Each record below should be output verbatim, without pictures.

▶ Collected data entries
# # # # # # #

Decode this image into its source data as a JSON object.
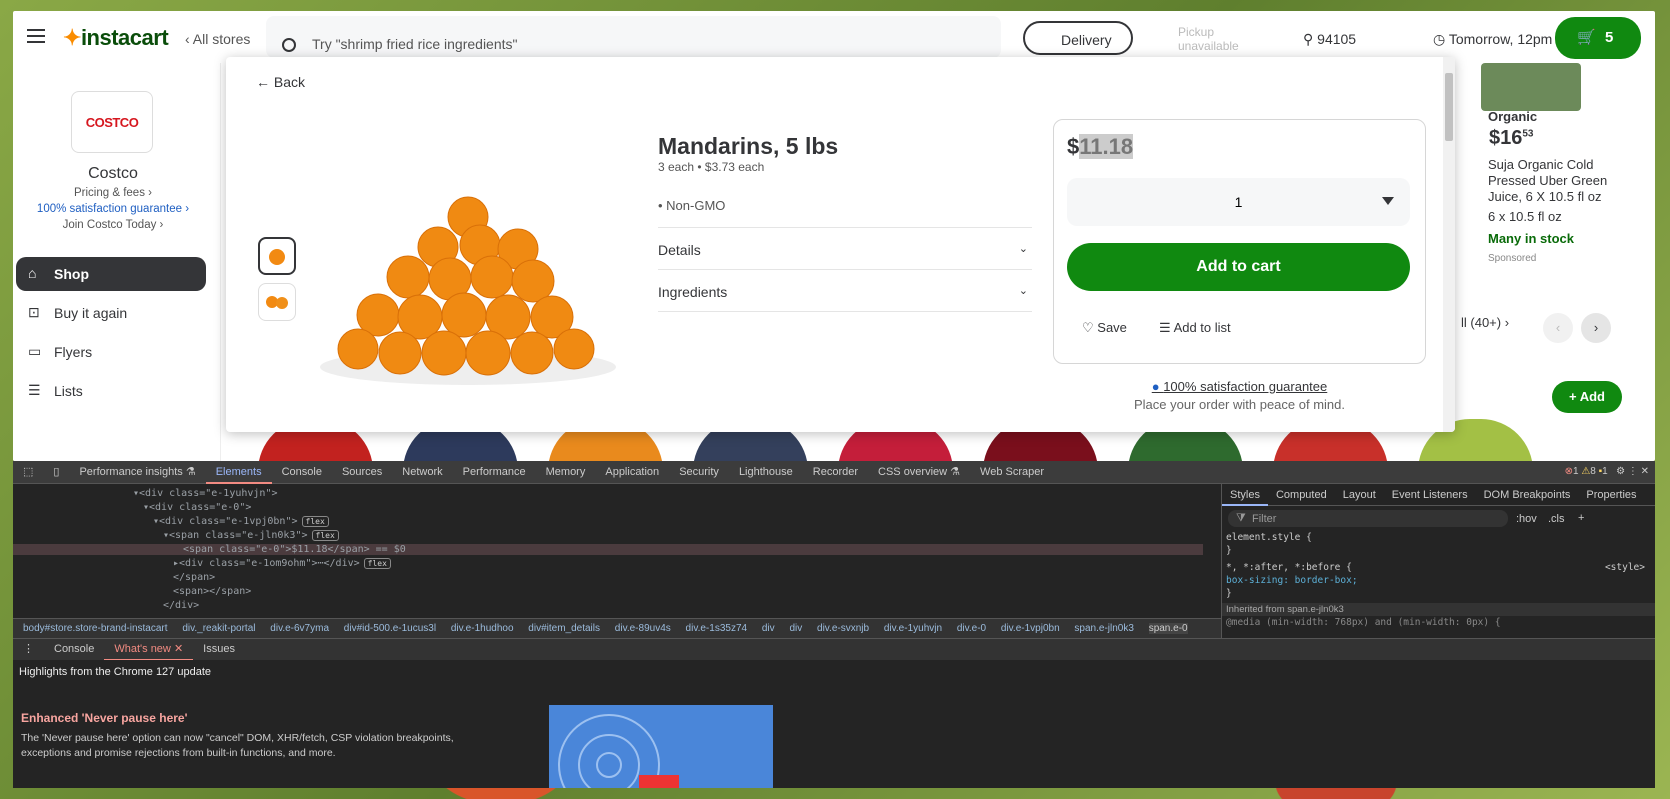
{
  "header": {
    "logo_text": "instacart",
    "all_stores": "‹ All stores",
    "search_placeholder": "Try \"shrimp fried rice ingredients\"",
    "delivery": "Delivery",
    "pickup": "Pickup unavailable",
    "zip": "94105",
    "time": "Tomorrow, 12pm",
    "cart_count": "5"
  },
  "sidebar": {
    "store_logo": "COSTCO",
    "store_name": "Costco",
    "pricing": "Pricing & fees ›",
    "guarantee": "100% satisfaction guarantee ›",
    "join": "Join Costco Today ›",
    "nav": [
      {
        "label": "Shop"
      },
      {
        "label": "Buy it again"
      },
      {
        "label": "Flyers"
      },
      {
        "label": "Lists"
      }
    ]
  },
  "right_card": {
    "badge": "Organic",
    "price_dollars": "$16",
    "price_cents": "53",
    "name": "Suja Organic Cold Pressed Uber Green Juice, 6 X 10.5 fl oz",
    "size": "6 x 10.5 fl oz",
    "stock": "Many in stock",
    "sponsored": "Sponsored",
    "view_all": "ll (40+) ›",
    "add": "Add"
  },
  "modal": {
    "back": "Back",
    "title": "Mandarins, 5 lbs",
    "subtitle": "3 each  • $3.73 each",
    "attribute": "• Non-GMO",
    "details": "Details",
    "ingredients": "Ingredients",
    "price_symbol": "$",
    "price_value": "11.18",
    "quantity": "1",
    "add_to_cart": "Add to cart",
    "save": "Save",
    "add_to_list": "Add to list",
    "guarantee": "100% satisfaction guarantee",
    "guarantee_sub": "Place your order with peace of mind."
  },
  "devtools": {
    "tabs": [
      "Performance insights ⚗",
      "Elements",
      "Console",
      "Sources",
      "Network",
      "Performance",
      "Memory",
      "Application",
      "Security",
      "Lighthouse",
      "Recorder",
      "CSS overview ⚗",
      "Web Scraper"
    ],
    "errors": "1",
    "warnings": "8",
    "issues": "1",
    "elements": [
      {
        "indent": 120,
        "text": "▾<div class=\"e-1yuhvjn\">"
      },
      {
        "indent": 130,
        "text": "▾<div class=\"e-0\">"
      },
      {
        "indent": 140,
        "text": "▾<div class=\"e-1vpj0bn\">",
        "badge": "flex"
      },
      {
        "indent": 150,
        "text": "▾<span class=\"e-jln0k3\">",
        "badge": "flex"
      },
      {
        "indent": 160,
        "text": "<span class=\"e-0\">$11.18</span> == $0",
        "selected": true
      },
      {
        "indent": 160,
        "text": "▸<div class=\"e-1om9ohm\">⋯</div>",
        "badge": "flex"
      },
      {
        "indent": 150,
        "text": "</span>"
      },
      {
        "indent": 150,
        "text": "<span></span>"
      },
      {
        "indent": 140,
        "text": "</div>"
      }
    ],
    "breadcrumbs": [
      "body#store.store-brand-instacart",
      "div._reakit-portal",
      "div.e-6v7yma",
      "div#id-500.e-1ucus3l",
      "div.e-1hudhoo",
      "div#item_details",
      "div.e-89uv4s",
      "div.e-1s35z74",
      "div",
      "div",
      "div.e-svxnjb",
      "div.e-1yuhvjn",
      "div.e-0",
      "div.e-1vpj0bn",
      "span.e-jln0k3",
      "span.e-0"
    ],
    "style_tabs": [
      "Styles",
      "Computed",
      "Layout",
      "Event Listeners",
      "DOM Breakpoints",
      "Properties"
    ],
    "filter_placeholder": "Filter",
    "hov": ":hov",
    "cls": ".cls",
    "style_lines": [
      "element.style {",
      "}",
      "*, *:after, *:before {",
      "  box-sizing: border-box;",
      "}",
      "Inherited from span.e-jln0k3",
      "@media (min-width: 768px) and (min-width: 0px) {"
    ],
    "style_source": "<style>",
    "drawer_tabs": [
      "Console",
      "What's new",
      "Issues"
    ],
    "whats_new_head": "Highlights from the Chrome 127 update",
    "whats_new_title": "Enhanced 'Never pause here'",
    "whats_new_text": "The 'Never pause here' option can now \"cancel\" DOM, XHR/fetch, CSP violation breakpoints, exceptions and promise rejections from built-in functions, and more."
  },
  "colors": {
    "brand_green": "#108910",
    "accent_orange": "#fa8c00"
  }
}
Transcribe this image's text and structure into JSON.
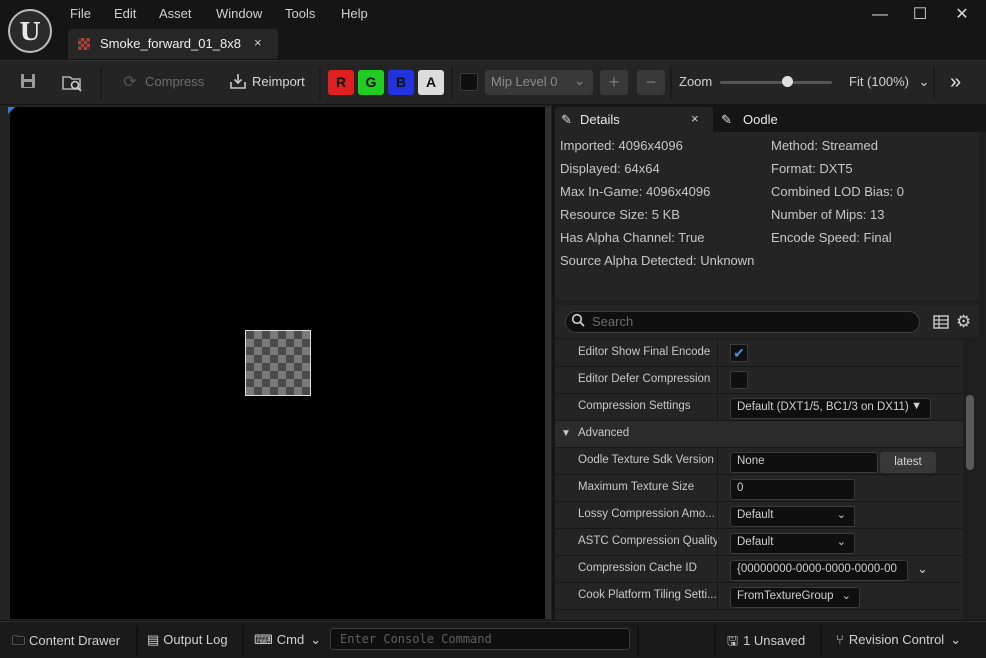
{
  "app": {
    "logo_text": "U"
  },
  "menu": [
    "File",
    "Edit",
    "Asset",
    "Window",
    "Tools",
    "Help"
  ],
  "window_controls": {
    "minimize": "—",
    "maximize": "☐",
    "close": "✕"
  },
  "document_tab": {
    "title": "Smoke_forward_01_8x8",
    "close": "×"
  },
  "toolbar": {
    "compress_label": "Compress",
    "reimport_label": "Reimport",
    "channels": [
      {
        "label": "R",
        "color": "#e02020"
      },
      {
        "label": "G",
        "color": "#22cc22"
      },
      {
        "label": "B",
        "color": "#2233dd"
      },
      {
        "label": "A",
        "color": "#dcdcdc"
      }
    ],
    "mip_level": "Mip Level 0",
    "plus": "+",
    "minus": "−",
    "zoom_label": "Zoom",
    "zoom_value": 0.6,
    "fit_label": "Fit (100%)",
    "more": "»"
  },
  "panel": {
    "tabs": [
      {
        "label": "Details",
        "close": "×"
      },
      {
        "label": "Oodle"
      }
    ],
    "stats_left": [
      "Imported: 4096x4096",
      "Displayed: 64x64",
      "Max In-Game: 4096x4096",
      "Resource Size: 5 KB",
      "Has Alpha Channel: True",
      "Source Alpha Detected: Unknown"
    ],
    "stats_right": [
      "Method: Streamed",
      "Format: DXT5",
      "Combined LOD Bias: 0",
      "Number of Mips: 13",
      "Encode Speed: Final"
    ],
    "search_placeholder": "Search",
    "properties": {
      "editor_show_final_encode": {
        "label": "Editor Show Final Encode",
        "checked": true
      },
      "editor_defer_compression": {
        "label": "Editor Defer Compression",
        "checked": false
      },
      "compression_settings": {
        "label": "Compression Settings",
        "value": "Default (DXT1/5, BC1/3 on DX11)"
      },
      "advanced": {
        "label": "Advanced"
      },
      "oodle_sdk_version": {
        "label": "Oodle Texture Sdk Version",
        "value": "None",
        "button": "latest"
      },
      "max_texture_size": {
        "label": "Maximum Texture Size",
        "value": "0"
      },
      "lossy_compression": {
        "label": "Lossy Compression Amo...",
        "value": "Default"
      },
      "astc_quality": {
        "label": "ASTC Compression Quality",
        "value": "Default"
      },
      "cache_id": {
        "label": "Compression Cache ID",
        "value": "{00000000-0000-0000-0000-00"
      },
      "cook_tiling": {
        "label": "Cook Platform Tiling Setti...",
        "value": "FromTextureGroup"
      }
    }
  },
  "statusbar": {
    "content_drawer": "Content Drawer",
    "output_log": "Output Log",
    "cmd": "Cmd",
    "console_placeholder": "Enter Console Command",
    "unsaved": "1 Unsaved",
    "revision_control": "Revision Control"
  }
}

# # # # # # #

▶ ANSWER TO THIS PROBLEM
Decode this image into its source data as a JSON object.
{
  "header": {
    "logo_text": "instacart",
    "all_stores": "‹ All stores",
    "search_placeholder": "Try \"shrimp fried rice ingredients\"",
    "delivery": "Delivery",
    "pickup": "Pickup unavailable",
    "zip": "94105",
    "time": "Tomorrow, 12pm",
    "cart_count": "5"
  },
  "sidebar": {
    "store_logo": "COSTCO",
    "store_name": "Costco",
    "pricing": "Pricing & fees ›",
    "guarantee": "100% satisfaction guarantee ›",
    "join": "Join Costco Today ›",
    "nav": [
      {
        "label": "Shop"
      },
      {
        "label": "Buy it again"
      },
      {
        "label": "Flyers"
      },
      {
        "label": "Lists"
      }
    ]
  },
  "right_card": {
    "badge": "Organic",
    "price_dollars": "$16",
    "price_cents": "53",
    "name": "Suja Organic Cold Pressed Uber Green Juice, 6 X 10.5 fl oz",
    "size": "6 x 10.5 fl oz",
    "stock": "Many in stock",
    "sponsored": "Sponsored",
    "view_all": "ll (40+) ›",
    "add": "Add"
  },
  "modal": {
    "back": "Back",
    "title": "Mandarins, 5 lbs",
    "subtitle": "3 each  • $3.73 each",
    "attribute": "• Non-GMO",
    "details": "Details",
    "ingredients": "Ingredients",
    "price_symbol": "$",
    "price_value": "11.18",
    "quantity": "1",
    "add_to_cart": "Add to cart",
    "save": "Save",
    "add_to_list": "Add to list",
    "guarantee": "100% satisfaction guarantee",
    "guarantee_sub": "Place your order with peace of mind."
  },
  "devtools": {
    "tabs": [
      "Performance insights ⚗",
      "Elements",
      "Console",
      "Sources",
      "Network",
      "Performance",
      "Memory",
      "Application",
      "Security",
      "Lighthouse",
      "Recorder",
      "CSS overview ⚗",
      "Web Scraper"
    ],
    "errors": "1",
    "warnings": "8",
    "issues": "1",
    "elements": [
      {
        "indent": 120,
        "text": "▾<div class=\"e-1yuhvjn\">"
      },
      {
        "indent": 130,
        "text": "▾<div class=\"e-0\">"
      },
      {
        "indent": 140,
        "text": "▾<div class=\"e-1vpj0bn\">",
        "badge": "flex"
      },
      {
        "indent": 150,
        "text": "▾<span class=\"e-jln0k3\">",
        "badge": "flex"
      },
      {
        "indent": 160,
        "text": "<span class=\"e-0\">$11.18</span> == $0",
        "selected": true
      },
      {
        "indent": 160,
        "text": "▸<div class=\"e-1om9ohm\">⋯</div>",
        "badge": "flex"
      },
      {
        "indent": 150,
        "text": "</span>"
      },
      {
        "indent": 150,
        "text": "<span></span>"
      },
      {
        "indent": 140,
        "text": "</div>"
      }
    ],
    "breadcrumbs": [
      "body#store.store-brand-instacart",
      "div._reakit-portal",
      "div.e-6v7yma",
      "div#id-500.e-1ucus3l",
      "div.e-1hudhoo",
      "div#item_details",
      "div.e-89uv4s",
      "div.e-1s35z74",
      "div",
      "div",
      "div.e-svxnjb",
      "div.e-1yuhvjn",
      "div.e-0",
      "div.e-1vpj0bn",
      "span.e-jln0k3",
      "span.e-0"
    ],
    "style_tabs": [
      "Styles",
      "Computed",
      "Layout",
      "Event Listeners",
      "DOM Breakpoints",
      "Properties"
    ],
    "filter_placeholder": "Filter",
    "hov": ":hov",
    "cls": ".cls",
    "style_lines": [
      "element.style {",
      "}",
      "*, *:after, *:before {",
      "  box-sizing: border-box;",
      "}",
      "Inherited from span.e-jln0k3",
      "@media (min-width: 768px) and (min-width: 0px) {"
    ],
    "style_source": "<style>",
    "drawer_tabs": [
      "Console",
      "What's new",
      "Issues"
    ],
    "whats_new_head": "Highlights from the Chrome 127 update",
    "whats_new_title": "Enhanced 'Never pause here'",
    "whats_new_text": "The 'Never pause here' option can now \"cancel\" DOM, XHR/fetch, CSP violation breakpoints, exceptions and promise rejections from built-in functions, and more."
  },
  "colors": {
    "brand_green": "#108910",
    "accent_orange": "#fa8c00"
  }
}
Transcribe this image's text and structure into JSON.
{
  "app": {
    "logo_text": "U"
  },
  "menu": [
    "File",
    "Edit",
    "Asset",
    "Window",
    "Tools",
    "Help"
  ],
  "window_controls": {
    "minimize": "—",
    "maximize": "☐",
    "close": "✕"
  },
  "document_tab": {
    "title": "Smoke_forward_01_8x8",
    "close": "×"
  },
  "toolbar": {
    "compress_label": "Compress",
    "reimport_label": "Reimport",
    "channels": [
      {
        "label": "R",
        "color": "#e02020"
      },
      {
        "label": "G",
        "color": "#22cc22"
      },
      {
        "label": "B",
        "color": "#2233dd"
      },
      {
        "label": "A",
        "color": "#dcdcdc"
      }
    ],
    "mip_level": "Mip Level 0",
    "plus": "+",
    "minus": "−",
    "zoom_label": "Zoom",
    "zoom_value": 0.6,
    "fit_label": "Fit (100%)",
    "more": "»"
  },
  "panel": {
    "tabs": [
      {
        "label": "Details",
        "close": "×"
      },
      {
        "label": "Oodle"
      }
    ],
    "stats_left": [
      "Imported: 4096x4096",
      "Displayed: 64x64",
      "Max In-Game: 4096x4096",
      "Resource Size: 5 KB",
      "Has Alpha Channel: True",
      "Source Alpha Detected: Unknown"
    ],
    "stats_right": [
      "Method: Streamed",
      "Format: DXT5",
      "Combined LOD Bias: 0",
      "Number of Mips: 13",
      "Encode Speed: Final"
    ],
    "search_placeholder": "Search",
    "properties": {
      "editor_show_final_encode": {
        "label": "Editor Show Final Encode",
        "checked": true
      },
      "editor_defer_compression": {
        "label": "Editor Defer Compression",
        "checked": false
      },
      "compression_settings": {
        "label": "Compression Settings",
        "value": "Default (DXT1/5, BC1/3 on DX11)"
      },
      "advanced": {
        "label": "Advanced"
      },
      "oodle_sdk_version": {
        "label": "Oodle Texture Sdk Version",
        "value": "None",
        "button": "latest"
      },
      "max_texture_size": {
        "label": "Maximum Texture Size",
        "value": "0"
      },
      "lossy_compression": {
        "label": "Lossy Compression Amo...",
        "value": "Default"
      },
      "astc_quality": {
        "label": "ASTC Compression Quality",
        "value": "Default"
      },
      "cache_id": {
        "label": "Compression Cache ID",
        "value": "{00000000-0000-0000-0000-00"
      },
      "cook_tiling": {
        "label": "Cook Platform Tiling Setti...",
        "value": "FromTextureGroup"
      }
    }
  },
  "statusbar": {
    "content_drawer": "Content Drawer",
    "output_log": "Output Log",
    "cmd": "Cmd",
    "console_placeholder": "Enter Console Command",
    "unsaved": "1 Unsaved",
    "revision_control": "Revision Control"
  }
}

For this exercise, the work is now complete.